Task requirements
Reproduce the listing below exactly. Pictures do not belong in the copy.

* start Data provided *

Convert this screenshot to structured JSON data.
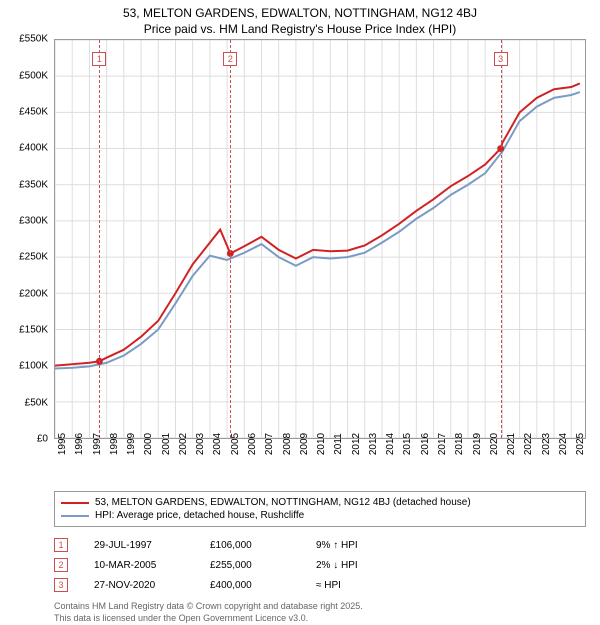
{
  "title_line1": "53, MELTON GARDENS, EDWALTON, NOTTINGHAM, NG12 4BJ",
  "title_line2": "Price paid vs. HM Land Registry's House Price Index (HPI)",
  "chart": {
    "type": "line",
    "background_color": "#ffffff",
    "grid_color": "#dddddd",
    "border_color": "#999999",
    "ylim": [
      0,
      550000
    ],
    "ytick_step": 50000,
    "ytick_labels": [
      "£0",
      "£50K",
      "£100K",
      "£150K",
      "£200K",
      "£250K",
      "£300K",
      "£350K",
      "£400K",
      "£450K",
      "£500K",
      "£550K"
    ],
    "xlim": [
      1995,
      2025.8
    ],
    "xtick_step": 1,
    "xtick_labels": [
      "1995",
      "1996",
      "1997",
      "1998",
      "1999",
      "2000",
      "2001",
      "2002",
      "2003",
      "2004",
      "2005",
      "2006",
      "2007",
      "2008",
      "2009",
      "2010",
      "2011",
      "2012",
      "2013",
      "2014",
      "2015",
      "2016",
      "2017",
      "2018",
      "2019",
      "2020",
      "2021",
      "2022",
      "2023",
      "2024",
      "2025"
    ],
    "series": [
      {
        "name": "property",
        "color": "#d02224",
        "line_width": 2,
        "data": [
          [
            1995,
            100000
          ],
          [
            1996,
            102000
          ],
          [
            1997,
            104000
          ],
          [
            1997.58,
            106000
          ],
          [
            1998,
            111000
          ],
          [
            1999,
            122000
          ],
          [
            2000,
            140000
          ],
          [
            2001,
            162000
          ],
          [
            2002,
            200000
          ],
          [
            2003,
            240000
          ],
          [
            2004,
            270000
          ],
          [
            2004.6,
            288000
          ],
          [
            2005.19,
            255000
          ],
          [
            2006,
            265000
          ],
          [
            2007,
            278000
          ],
          [
            2008,
            260000
          ],
          [
            2009,
            248000
          ],
          [
            2010,
            260000
          ],
          [
            2011,
            258000
          ],
          [
            2012,
            259000
          ],
          [
            2013,
            266000
          ],
          [
            2014,
            280000
          ],
          [
            2015,
            296000
          ],
          [
            2016,
            314000
          ],
          [
            2017,
            330000
          ],
          [
            2018,
            348000
          ],
          [
            2019,
            362000
          ],
          [
            2020,
            378000
          ],
          [
            2020.9,
            400000
          ],
          [
            2021,
            408000
          ],
          [
            2022,
            450000
          ],
          [
            2023,
            470000
          ],
          [
            2024,
            482000
          ],
          [
            2025,
            485000
          ],
          [
            2025.5,
            490000
          ]
        ]
      },
      {
        "name": "hpi",
        "color": "#7a9bc4",
        "line_width": 2,
        "data": [
          [
            1995,
            96000
          ],
          [
            1996,
            97000
          ],
          [
            1997,
            99000
          ],
          [
            1998,
            104000
          ],
          [
            1999,
            114000
          ],
          [
            2000,
            130000
          ],
          [
            2001,
            150000
          ],
          [
            2002,
            186000
          ],
          [
            2003,
            224000
          ],
          [
            2004,
            252000
          ],
          [
            2005,
            246000
          ],
          [
            2006,
            256000
          ],
          [
            2007,
            268000
          ],
          [
            2008,
            250000
          ],
          [
            2009,
            238000
          ],
          [
            2010,
            250000
          ],
          [
            2011,
            248000
          ],
          [
            2012,
            250000
          ],
          [
            2013,
            256000
          ],
          [
            2014,
            270000
          ],
          [
            2015,
            285000
          ],
          [
            2016,
            303000
          ],
          [
            2017,
            318000
          ],
          [
            2018,
            336000
          ],
          [
            2019,
            350000
          ],
          [
            2020,
            366000
          ],
          [
            2021,
            396000
          ],
          [
            2022,
            438000
          ],
          [
            2023,
            458000
          ],
          [
            2024,
            470000
          ],
          [
            2025,
            474000
          ],
          [
            2025.5,
            478000
          ]
        ]
      }
    ],
    "sale_markers": [
      {
        "n": "1",
        "x": 1997.58,
        "y": 106000
      },
      {
        "n": "2",
        "x": 2005.19,
        "y": 255000
      },
      {
        "n": "3",
        "x": 2020.9,
        "y": 400000
      }
    ],
    "vline_color": "#c94f50",
    "marker_top_offset": 12,
    "marker_dot_color": "#d02224",
    "marker_dot_radius": 3.5
  },
  "legend": {
    "items": [
      {
        "color": "#d02224",
        "label": "53, MELTON GARDENS, EDWALTON, NOTTINGHAM, NG12 4BJ (detached house)"
      },
      {
        "color": "#7a9bc4",
        "label": "HPI: Average price, detached house, Rushcliffe"
      }
    ]
  },
  "sales": [
    {
      "n": "1",
      "date": "29-JUL-1997",
      "price": "£106,000",
      "diff": "9% ↑ HPI"
    },
    {
      "n": "2",
      "date": "10-MAR-2005",
      "price": "£255,000",
      "diff": "2% ↓ HPI"
    },
    {
      "n": "3",
      "date": "27-NOV-2020",
      "price": "£400,000",
      "diff": "≈ HPI"
    }
  ],
  "copyright_line1": "Contains HM Land Registry data © Crown copyright and database right 2025.",
  "copyright_line2": "This data is licensed under the Open Government Licence v3.0."
}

* end Data provided *

Exercise output
Convert this screenshot to structured JSON data.
{
  "title_line1": "53, MELTON GARDENS, EDWALTON, NOTTINGHAM, NG12 4BJ",
  "title_line2": "Price paid vs. HM Land Registry's House Price Index (HPI)",
  "chart": {
    "type": "line",
    "background_color": "#ffffff",
    "grid_color": "#dddddd",
    "border_color": "#999999",
    "ylim": [
      0,
      550000
    ],
    "ytick_step": 50000,
    "ytick_labels": [
      "£0",
      "£50K",
      "£100K",
      "£150K",
      "£200K",
      "£250K",
      "£300K",
      "£350K",
      "£400K",
      "£450K",
      "£500K",
      "£550K"
    ],
    "xlim": [
      1995,
      2025.8
    ],
    "xtick_step": 1,
    "xtick_labels": [
      "1995",
      "1996",
      "1997",
      "1998",
      "1999",
      "2000",
      "2001",
      "2002",
      "2003",
      "2004",
      "2005",
      "2006",
      "2007",
      "2008",
      "2009",
      "2010",
      "2011",
      "2012",
      "2013",
      "2014",
      "2015",
      "2016",
      "2017",
      "2018",
      "2019",
      "2020",
      "2021",
      "2022",
      "2023",
      "2024",
      "2025"
    ],
    "series": [
      {
        "name": "property",
        "color": "#d02224",
        "line_width": 2,
        "data": [
          [
            1995,
            100000
          ],
          [
            1996,
            102000
          ],
          [
            1997,
            104000
          ],
          [
            1997.58,
            106000
          ],
          [
            1998,
            111000
          ],
          [
            1999,
            122000
          ],
          [
            2000,
            140000
          ],
          [
            2001,
            162000
          ],
          [
            2002,
            200000
          ],
          [
            2003,
            240000
          ],
          [
            2004,
            270000
          ],
          [
            2004.6,
            288000
          ],
          [
            2005.19,
            255000
          ],
          [
            2006,
            265000
          ],
          [
            2007,
            278000
          ],
          [
            2008,
            260000
          ],
          [
            2009,
            248000
          ],
          [
            2010,
            260000
          ],
          [
            2011,
            258000
          ],
          [
            2012,
            259000
          ],
          [
            2013,
            266000
          ],
          [
            2014,
            280000
          ],
          [
            2015,
            296000
          ],
          [
            2016,
            314000
          ],
          [
            2017,
            330000
          ],
          [
            2018,
            348000
          ],
          [
            2019,
            362000
          ],
          [
            2020,
            378000
          ],
          [
            2020.9,
            400000
          ],
          [
            2021,
            408000
          ],
          [
            2022,
            450000
          ],
          [
            2023,
            470000
          ],
          [
            2024,
            482000
          ],
          [
            2025,
            485000
          ],
          [
            2025.5,
            490000
          ]
        ]
      },
      {
        "name": "hpi",
        "color": "#7a9bc4",
        "line_width": 2,
        "data": [
          [
            1995,
            96000
          ],
          [
            1996,
            97000
          ],
          [
            1997,
            99000
          ],
          [
            1998,
            104000
          ],
          [
            1999,
            114000
          ],
          [
            2000,
            130000
          ],
          [
            2001,
            150000
          ],
          [
            2002,
            186000
          ],
          [
            2003,
            224000
          ],
          [
            2004,
            252000
          ],
          [
            2005,
            246000
          ],
          [
            2006,
            256000
          ],
          [
            2007,
            268000
          ],
          [
            2008,
            250000
          ],
          [
            2009,
            238000
          ],
          [
            2010,
            250000
          ],
          [
            2011,
            248000
          ],
          [
            2012,
            250000
          ],
          [
            2013,
            256000
          ],
          [
            2014,
            270000
          ],
          [
            2015,
            285000
          ],
          [
            2016,
            303000
          ],
          [
            2017,
            318000
          ],
          [
            2018,
            336000
          ],
          [
            2019,
            350000
          ],
          [
            2020,
            366000
          ],
          [
            2021,
            396000
          ],
          [
            2022,
            438000
          ],
          [
            2023,
            458000
          ],
          [
            2024,
            470000
          ],
          [
            2025,
            474000
          ],
          [
            2025.5,
            478000
          ]
        ]
      }
    ],
    "sale_markers": [
      {
        "n": "1",
        "x": 1997.58,
        "y": 106000
      },
      {
        "n": "2",
        "x": 2005.19,
        "y": 255000
      },
      {
        "n": "3",
        "x": 2020.9,
        "y": 400000
      }
    ],
    "vline_color": "#c94f50",
    "marker_top_offset": 12,
    "marker_dot_color": "#d02224",
    "marker_dot_radius": 3.5
  },
  "legend": {
    "items": [
      {
        "color": "#d02224",
        "label": "53, MELTON GARDENS, EDWALTON, NOTTINGHAM, NG12 4BJ (detached house)"
      },
      {
        "color": "#7a9bc4",
        "label": "HPI: Average price, detached house, Rushcliffe"
      }
    ]
  },
  "sales": [
    {
      "n": "1",
      "date": "29-JUL-1997",
      "price": "£106,000",
      "diff": "9% ↑ HPI"
    },
    {
      "n": "2",
      "date": "10-MAR-2005",
      "price": "£255,000",
      "diff": "2% ↓ HPI"
    },
    {
      "n": "3",
      "date": "27-NOV-2020",
      "price": "£400,000",
      "diff": "≈ HPI"
    }
  ],
  "copyright_line1": "Contains HM Land Registry data © Crown copyright and database right 2025.",
  "copyright_line2": "This data is licensed under the Open Government Licence v3.0."
}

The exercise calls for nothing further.